(Given entries):

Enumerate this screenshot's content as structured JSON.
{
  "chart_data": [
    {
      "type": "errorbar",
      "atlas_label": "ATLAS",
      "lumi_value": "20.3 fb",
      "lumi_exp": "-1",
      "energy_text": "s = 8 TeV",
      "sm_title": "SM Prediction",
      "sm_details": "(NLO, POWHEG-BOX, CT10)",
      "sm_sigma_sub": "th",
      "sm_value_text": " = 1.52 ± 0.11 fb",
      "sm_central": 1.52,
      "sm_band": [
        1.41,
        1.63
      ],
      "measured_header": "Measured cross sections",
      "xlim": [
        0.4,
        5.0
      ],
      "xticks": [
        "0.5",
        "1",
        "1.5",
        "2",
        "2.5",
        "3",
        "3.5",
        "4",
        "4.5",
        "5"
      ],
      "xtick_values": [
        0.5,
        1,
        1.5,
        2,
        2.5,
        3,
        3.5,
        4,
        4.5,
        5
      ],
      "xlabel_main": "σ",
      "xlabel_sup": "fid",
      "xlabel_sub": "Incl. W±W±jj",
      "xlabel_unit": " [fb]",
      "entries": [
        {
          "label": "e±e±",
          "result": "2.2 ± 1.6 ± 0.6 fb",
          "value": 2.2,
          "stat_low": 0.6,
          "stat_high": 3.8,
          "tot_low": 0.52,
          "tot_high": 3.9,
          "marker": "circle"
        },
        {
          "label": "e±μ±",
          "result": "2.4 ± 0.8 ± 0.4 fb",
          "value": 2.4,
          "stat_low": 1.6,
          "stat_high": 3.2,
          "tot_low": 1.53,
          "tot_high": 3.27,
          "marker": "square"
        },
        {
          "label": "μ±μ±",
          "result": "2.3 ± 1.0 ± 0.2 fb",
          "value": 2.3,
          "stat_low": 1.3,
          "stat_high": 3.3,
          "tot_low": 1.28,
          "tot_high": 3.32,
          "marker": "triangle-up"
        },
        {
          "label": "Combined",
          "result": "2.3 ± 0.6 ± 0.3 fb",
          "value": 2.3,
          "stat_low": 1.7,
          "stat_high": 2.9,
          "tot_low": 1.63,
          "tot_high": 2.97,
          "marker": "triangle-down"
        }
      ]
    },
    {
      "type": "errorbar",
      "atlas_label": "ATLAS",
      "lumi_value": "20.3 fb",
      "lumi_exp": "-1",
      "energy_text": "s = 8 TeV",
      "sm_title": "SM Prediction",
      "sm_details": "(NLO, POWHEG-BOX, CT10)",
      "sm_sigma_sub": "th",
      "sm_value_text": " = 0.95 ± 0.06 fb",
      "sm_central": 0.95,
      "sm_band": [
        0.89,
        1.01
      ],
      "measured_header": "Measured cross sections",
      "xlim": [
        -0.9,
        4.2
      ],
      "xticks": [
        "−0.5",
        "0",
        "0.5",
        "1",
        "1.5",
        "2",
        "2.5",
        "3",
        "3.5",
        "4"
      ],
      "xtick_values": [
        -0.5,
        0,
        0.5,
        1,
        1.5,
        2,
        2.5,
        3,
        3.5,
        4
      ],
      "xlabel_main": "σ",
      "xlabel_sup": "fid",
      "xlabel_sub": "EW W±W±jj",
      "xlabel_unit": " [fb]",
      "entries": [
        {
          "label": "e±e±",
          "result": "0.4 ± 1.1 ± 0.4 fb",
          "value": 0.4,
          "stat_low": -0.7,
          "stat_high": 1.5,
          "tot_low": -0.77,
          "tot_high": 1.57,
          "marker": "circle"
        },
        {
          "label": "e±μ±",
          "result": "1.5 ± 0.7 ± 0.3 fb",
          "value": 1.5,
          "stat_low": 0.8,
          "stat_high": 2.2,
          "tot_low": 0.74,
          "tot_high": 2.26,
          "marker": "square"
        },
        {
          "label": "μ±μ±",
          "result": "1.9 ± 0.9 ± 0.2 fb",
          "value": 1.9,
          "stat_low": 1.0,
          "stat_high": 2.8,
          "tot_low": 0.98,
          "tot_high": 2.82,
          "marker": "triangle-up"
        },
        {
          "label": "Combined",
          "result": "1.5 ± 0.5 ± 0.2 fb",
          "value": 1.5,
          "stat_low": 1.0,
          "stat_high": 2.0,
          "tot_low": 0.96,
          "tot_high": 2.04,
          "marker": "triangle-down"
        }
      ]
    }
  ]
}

(Given task):
Give back all the records exactly as they stand.

(Result):
Enumerate this screenshot's content as structured JSON.
{
  "chart_data": [
    {
      "type": "errorbar",
      "atlas_label": "ATLAS",
      "lumi_value": "20.3 fb",
      "lumi_exp": "-1",
      "energy_text": "s = 8 TeV",
      "sm_title": "SM Prediction",
      "sm_details": "(NLO, POWHEG-BOX, CT10)",
      "sm_sigma_sub": "th",
      "sm_value_text": " = 1.52 ± 0.11 fb",
      "sm_central": 1.52,
      "sm_band": [
        1.41,
        1.63
      ],
      "measured_header": "Measured cross sections",
      "xlim": [
        0.4,
        5.0
      ],
      "xticks": [
        "0.5",
        "1",
        "1.5",
        "2",
        "2.5",
        "3",
        "3.5",
        "4",
        "4.5",
        "5"
      ],
      "xtick_values": [
        0.5,
        1,
        1.5,
        2,
        2.5,
        3,
        3.5,
        4,
        4.5,
        5
      ],
      "xlabel_main": "σ",
      "xlabel_sup": "fid",
      "xlabel_sub": "Incl. W±W±jj",
      "xlabel_unit": " [fb]",
      "entries": [
        {
          "label": "e±e±",
          "result": "2.2 ± 1.6 ± 0.6 fb",
          "value": 2.2,
          "stat_low": 0.6,
          "stat_high": 3.8,
          "tot_low": 0.52,
          "tot_high": 3.9,
          "marker": "circle"
        },
        {
          "label": "e±μ±",
          "result": "2.4 ± 0.8 ± 0.4 fb",
          "value": 2.4,
          "stat_low": 1.6,
          "stat_high": 3.2,
          "tot_low": 1.53,
          "tot_high": 3.27,
          "marker": "square"
        },
        {
          "label": "μ±μ±",
          "result": "2.3 ± 1.0 ± 0.2 fb",
          "value": 2.3,
          "stat_low": 1.3,
          "stat_high": 3.3,
          "tot_low": 1.28,
          "tot_high": 3.32,
          "marker": "triangle-up"
        },
        {
          "label": "Combined",
          "result": "2.3 ± 0.6 ± 0.3 fb",
          "value": 2.3,
          "stat_low": 1.7,
          "stat_high": 2.9,
          "tot_low": 1.63,
          "tot_high": 2.97,
          "marker": "triangle-down"
        }
      ]
    },
    {
      "type": "errorbar",
      "atlas_label": "ATLAS",
      "lumi_value": "20.3 fb",
      "lumi_exp": "-1",
      "energy_text": "s = 8 TeV",
      "sm_title": "SM Prediction",
      "sm_details": "(NLO, POWHEG-BOX, CT10)",
      "sm_sigma_sub": "th",
      "sm_value_text": " = 0.95 ± 0.06 fb",
      "sm_central": 0.95,
      "sm_band": [
        0.89,
        1.01
      ],
      "measured_header": "Measured cross sections",
      "xlim": [
        -0.9,
        4.2
      ],
      "xticks": [
        "−0.5",
        "0",
        "0.5",
        "1",
        "1.5",
        "2",
        "2.5",
        "3",
        "3.5",
        "4"
      ],
      "xtick_values": [
        -0.5,
        0,
        0.5,
        1,
        1.5,
        2,
        2.5,
        3,
        3.5,
        4
      ],
      "xlabel_main": "σ",
      "xlabel_sup": "fid",
      "xlabel_sub": "EW W±W±jj",
      "xlabel_unit": " [fb]",
      "entries": [
        {
          "label": "e±e±",
          "result": "0.4 ± 1.1 ± 0.4 fb",
          "value": 0.4,
          "stat_low": -0.7,
          "stat_high": 1.5,
          "tot_low": -0.77,
          "tot_high": 1.57,
          "marker": "circle"
        },
        {
          "label": "e±μ±",
          "result": "1.5 ± 0.7 ± 0.3 fb",
          "value": 1.5,
          "stat_low": 0.8,
          "stat_high": 2.2,
          "tot_low": 0.74,
          "tot_high": 2.26,
          "marker": "square"
        },
        {
          "label": "μ±μ±",
          "result": "1.9 ± 0.9 ± 0.2 fb",
          "value": 1.9,
          "stat_low": 1.0,
          "stat_high": 2.8,
          "tot_low": 0.98,
          "tot_high": 2.82,
          "marker": "triangle-up"
        },
        {
          "label": "Combined",
          "result": "1.5 ± 0.5 ± 0.2 fb",
          "value": 1.5,
          "stat_low": 1.0,
          "stat_high": 2.0,
          "tot_low": 0.96,
          "tot_high": 2.04,
          "marker": "triangle-down"
        }
      ]
    }
  ]
}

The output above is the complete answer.